Count the lines in the data that contain the string "lead", and give only the number.

═══ TASK INPUTS ═══

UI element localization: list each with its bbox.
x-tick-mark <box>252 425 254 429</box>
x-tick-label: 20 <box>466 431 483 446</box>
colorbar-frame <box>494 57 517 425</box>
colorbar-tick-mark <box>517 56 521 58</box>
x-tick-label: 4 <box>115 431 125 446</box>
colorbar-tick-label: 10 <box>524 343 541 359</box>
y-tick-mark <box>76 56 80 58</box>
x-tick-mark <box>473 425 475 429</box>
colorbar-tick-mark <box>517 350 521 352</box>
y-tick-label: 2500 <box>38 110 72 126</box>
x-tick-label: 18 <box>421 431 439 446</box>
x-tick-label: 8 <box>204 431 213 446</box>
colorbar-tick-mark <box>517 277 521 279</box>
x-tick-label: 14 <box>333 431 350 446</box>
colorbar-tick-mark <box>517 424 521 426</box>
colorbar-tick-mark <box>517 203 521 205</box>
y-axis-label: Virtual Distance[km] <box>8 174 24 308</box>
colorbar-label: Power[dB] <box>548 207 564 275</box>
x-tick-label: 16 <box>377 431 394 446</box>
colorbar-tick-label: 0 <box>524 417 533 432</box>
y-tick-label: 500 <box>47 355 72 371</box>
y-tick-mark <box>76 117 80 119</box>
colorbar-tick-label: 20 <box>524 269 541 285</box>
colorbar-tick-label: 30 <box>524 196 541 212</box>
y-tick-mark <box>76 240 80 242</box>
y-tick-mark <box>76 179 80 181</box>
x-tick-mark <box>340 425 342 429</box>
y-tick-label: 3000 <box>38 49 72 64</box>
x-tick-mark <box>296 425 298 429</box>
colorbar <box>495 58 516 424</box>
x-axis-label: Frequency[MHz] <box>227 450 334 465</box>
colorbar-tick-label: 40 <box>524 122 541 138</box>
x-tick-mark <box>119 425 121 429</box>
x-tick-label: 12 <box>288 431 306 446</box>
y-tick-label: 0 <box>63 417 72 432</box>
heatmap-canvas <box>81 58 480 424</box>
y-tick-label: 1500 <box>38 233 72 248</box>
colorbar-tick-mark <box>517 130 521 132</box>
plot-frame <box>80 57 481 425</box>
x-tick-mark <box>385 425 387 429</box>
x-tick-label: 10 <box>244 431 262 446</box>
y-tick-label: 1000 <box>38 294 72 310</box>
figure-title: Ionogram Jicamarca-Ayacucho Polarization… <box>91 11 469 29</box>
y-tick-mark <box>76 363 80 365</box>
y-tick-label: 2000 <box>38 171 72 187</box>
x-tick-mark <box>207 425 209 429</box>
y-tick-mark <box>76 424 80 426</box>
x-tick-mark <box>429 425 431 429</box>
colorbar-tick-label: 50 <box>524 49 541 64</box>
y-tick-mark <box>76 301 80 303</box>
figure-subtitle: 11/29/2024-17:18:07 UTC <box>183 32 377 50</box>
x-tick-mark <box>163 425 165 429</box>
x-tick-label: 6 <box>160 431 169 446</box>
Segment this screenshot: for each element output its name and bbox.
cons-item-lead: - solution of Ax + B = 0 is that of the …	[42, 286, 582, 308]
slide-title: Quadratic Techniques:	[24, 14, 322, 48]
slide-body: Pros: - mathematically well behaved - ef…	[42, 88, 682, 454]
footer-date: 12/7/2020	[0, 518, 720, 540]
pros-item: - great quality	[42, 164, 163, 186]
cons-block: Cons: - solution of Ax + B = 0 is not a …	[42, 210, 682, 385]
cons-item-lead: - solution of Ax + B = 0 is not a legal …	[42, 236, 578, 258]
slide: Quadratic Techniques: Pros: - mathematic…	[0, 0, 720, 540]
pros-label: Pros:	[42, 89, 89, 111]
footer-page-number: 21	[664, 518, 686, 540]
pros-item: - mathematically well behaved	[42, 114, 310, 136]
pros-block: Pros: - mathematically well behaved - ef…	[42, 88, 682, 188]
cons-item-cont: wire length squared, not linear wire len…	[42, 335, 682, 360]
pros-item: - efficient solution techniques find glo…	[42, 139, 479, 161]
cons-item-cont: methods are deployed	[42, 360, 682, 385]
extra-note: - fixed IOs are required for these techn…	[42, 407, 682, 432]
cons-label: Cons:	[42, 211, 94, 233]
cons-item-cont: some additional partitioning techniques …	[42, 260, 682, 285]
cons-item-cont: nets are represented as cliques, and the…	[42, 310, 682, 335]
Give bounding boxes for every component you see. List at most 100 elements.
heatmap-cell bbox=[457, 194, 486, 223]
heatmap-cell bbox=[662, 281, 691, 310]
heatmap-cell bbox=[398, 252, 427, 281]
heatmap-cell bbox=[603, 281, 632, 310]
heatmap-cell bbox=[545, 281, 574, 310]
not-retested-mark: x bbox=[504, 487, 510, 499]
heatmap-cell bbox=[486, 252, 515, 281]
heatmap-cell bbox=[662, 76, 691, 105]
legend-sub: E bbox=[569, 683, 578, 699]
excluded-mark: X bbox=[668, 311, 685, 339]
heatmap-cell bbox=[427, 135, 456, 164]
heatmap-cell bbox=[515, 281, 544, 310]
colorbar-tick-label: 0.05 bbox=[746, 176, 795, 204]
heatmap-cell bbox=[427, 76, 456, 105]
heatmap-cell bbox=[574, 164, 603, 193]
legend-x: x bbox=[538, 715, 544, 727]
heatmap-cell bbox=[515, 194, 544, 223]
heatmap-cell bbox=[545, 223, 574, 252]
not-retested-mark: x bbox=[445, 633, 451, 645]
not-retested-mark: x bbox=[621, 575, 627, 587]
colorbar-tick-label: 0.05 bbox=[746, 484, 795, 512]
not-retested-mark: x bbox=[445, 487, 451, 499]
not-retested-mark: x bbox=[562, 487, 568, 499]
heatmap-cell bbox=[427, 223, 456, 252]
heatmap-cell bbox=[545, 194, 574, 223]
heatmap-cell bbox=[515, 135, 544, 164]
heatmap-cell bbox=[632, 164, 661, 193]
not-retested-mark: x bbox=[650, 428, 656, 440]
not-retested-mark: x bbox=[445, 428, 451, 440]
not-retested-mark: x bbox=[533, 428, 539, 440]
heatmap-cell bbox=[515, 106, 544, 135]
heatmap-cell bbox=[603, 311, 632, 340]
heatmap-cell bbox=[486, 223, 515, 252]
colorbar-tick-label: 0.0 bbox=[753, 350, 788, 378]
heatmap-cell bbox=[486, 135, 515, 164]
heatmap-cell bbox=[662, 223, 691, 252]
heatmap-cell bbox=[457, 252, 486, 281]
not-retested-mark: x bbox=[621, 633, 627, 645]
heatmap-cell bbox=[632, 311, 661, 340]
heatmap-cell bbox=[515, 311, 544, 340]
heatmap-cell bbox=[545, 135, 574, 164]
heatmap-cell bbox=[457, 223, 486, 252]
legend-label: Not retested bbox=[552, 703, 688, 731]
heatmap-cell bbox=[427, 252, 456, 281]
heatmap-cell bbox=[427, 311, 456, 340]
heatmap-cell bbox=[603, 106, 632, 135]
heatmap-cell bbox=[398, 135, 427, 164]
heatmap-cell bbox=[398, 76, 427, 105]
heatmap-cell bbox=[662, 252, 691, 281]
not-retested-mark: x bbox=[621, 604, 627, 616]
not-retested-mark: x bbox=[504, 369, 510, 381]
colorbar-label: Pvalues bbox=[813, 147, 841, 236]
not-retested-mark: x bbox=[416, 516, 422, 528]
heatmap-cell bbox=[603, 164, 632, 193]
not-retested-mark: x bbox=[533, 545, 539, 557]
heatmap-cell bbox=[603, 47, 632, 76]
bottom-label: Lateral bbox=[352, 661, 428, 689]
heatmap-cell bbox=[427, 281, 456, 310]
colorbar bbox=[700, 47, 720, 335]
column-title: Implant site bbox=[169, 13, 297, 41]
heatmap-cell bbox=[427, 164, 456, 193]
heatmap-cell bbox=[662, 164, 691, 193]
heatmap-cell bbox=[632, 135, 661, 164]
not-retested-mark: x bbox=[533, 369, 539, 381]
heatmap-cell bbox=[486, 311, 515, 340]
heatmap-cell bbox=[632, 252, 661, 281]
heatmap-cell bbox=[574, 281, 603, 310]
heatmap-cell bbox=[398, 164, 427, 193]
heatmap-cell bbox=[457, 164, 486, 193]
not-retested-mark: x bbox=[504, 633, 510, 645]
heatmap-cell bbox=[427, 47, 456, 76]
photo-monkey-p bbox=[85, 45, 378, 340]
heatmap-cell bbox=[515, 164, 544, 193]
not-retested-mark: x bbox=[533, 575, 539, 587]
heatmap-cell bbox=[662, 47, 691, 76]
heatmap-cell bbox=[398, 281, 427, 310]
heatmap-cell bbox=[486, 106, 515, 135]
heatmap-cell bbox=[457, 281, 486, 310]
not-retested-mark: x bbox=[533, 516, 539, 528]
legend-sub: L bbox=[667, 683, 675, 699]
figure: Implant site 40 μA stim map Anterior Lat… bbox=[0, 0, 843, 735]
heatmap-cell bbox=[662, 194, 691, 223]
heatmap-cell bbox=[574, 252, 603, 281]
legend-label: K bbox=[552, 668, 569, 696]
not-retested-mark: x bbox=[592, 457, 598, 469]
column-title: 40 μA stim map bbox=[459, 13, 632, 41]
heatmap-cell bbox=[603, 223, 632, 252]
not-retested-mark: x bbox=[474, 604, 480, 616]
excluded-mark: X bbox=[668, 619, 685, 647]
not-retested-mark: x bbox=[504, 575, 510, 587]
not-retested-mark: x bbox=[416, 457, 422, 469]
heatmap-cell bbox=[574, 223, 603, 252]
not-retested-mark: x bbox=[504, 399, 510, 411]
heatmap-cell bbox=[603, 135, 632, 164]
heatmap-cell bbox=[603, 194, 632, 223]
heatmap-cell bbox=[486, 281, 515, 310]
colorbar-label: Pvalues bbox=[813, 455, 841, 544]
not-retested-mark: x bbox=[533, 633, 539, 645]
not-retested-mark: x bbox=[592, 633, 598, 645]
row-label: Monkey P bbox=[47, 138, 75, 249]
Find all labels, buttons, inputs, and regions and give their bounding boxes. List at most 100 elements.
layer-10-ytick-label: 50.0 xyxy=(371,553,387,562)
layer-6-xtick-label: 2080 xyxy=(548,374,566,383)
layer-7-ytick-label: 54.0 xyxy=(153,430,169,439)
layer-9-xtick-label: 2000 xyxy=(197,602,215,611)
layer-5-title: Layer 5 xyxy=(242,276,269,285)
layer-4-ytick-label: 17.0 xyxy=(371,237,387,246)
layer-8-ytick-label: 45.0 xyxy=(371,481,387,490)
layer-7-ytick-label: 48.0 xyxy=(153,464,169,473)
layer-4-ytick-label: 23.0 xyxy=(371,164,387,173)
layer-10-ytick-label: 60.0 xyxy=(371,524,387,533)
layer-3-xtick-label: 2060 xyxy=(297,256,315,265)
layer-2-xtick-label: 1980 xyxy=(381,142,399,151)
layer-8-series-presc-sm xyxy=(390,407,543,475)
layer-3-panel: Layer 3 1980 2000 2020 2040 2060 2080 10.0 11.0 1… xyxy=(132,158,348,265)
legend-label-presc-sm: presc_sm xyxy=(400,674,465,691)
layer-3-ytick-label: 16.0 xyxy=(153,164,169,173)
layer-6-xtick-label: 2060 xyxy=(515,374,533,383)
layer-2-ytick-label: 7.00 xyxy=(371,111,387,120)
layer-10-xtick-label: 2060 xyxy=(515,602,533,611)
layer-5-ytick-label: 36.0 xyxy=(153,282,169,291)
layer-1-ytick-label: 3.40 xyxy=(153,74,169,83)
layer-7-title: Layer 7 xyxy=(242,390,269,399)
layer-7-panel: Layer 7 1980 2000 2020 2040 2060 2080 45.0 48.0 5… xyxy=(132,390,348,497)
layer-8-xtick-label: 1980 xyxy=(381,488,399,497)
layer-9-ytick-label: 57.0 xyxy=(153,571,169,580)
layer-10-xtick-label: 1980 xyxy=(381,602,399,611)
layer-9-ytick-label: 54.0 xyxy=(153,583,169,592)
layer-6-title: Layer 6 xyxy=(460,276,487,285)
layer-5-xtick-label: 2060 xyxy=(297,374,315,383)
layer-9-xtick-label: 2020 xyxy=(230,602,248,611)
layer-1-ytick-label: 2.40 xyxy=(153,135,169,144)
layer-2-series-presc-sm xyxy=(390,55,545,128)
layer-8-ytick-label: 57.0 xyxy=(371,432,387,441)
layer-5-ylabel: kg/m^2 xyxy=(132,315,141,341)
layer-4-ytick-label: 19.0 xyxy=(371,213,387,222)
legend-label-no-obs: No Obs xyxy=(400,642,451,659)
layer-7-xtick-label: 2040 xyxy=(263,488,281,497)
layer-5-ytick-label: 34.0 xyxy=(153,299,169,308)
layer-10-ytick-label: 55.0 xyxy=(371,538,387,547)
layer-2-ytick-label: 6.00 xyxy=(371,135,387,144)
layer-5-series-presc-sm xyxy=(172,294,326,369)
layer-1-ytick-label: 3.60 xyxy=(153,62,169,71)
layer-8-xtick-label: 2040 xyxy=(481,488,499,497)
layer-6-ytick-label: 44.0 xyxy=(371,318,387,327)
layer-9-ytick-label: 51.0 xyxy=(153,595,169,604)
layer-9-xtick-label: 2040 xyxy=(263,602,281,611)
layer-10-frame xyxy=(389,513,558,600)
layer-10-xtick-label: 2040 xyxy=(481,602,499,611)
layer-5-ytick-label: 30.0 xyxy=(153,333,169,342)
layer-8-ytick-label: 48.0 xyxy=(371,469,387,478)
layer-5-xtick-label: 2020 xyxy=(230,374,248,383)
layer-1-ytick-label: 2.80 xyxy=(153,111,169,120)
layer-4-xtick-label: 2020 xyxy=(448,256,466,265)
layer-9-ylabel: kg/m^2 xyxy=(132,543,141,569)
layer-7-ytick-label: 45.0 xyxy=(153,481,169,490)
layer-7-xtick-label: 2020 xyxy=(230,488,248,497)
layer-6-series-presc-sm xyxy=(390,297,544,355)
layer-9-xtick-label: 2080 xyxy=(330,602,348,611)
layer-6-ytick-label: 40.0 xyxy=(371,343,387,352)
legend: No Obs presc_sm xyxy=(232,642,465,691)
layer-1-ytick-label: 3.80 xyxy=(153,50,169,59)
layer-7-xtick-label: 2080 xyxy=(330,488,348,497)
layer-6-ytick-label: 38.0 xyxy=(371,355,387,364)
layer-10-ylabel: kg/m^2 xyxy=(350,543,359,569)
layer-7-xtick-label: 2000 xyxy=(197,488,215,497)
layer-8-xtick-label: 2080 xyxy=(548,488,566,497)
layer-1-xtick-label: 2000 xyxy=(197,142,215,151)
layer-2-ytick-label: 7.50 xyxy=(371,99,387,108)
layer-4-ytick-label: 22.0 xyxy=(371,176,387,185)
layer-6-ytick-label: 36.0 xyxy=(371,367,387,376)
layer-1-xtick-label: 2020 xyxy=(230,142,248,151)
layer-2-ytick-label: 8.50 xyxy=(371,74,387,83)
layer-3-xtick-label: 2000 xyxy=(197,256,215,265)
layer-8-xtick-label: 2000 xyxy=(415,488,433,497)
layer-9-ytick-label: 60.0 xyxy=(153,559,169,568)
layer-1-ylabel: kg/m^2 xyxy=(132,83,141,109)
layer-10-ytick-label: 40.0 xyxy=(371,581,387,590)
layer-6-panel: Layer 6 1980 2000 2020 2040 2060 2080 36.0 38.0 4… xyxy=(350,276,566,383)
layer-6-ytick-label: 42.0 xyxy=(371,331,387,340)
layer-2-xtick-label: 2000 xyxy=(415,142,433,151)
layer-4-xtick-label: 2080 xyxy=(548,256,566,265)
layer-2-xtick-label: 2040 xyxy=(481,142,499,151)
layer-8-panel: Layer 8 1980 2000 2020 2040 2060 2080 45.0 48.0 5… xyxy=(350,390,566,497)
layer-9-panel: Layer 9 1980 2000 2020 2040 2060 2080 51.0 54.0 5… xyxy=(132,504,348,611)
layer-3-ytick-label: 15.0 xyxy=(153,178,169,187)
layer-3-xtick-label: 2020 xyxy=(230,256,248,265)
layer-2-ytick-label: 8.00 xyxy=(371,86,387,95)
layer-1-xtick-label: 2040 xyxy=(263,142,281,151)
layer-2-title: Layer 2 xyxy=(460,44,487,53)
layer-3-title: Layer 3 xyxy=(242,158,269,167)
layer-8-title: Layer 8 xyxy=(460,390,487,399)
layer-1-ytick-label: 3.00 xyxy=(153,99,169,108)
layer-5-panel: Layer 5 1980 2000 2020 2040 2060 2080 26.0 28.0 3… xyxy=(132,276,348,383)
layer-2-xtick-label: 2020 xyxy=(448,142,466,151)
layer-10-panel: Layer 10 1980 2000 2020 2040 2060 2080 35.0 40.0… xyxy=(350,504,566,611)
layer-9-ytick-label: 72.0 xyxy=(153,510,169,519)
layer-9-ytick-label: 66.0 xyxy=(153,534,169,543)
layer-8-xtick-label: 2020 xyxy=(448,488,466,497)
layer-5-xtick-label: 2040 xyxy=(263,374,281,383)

═══

● **RESPONSE TO THE TASK**:
2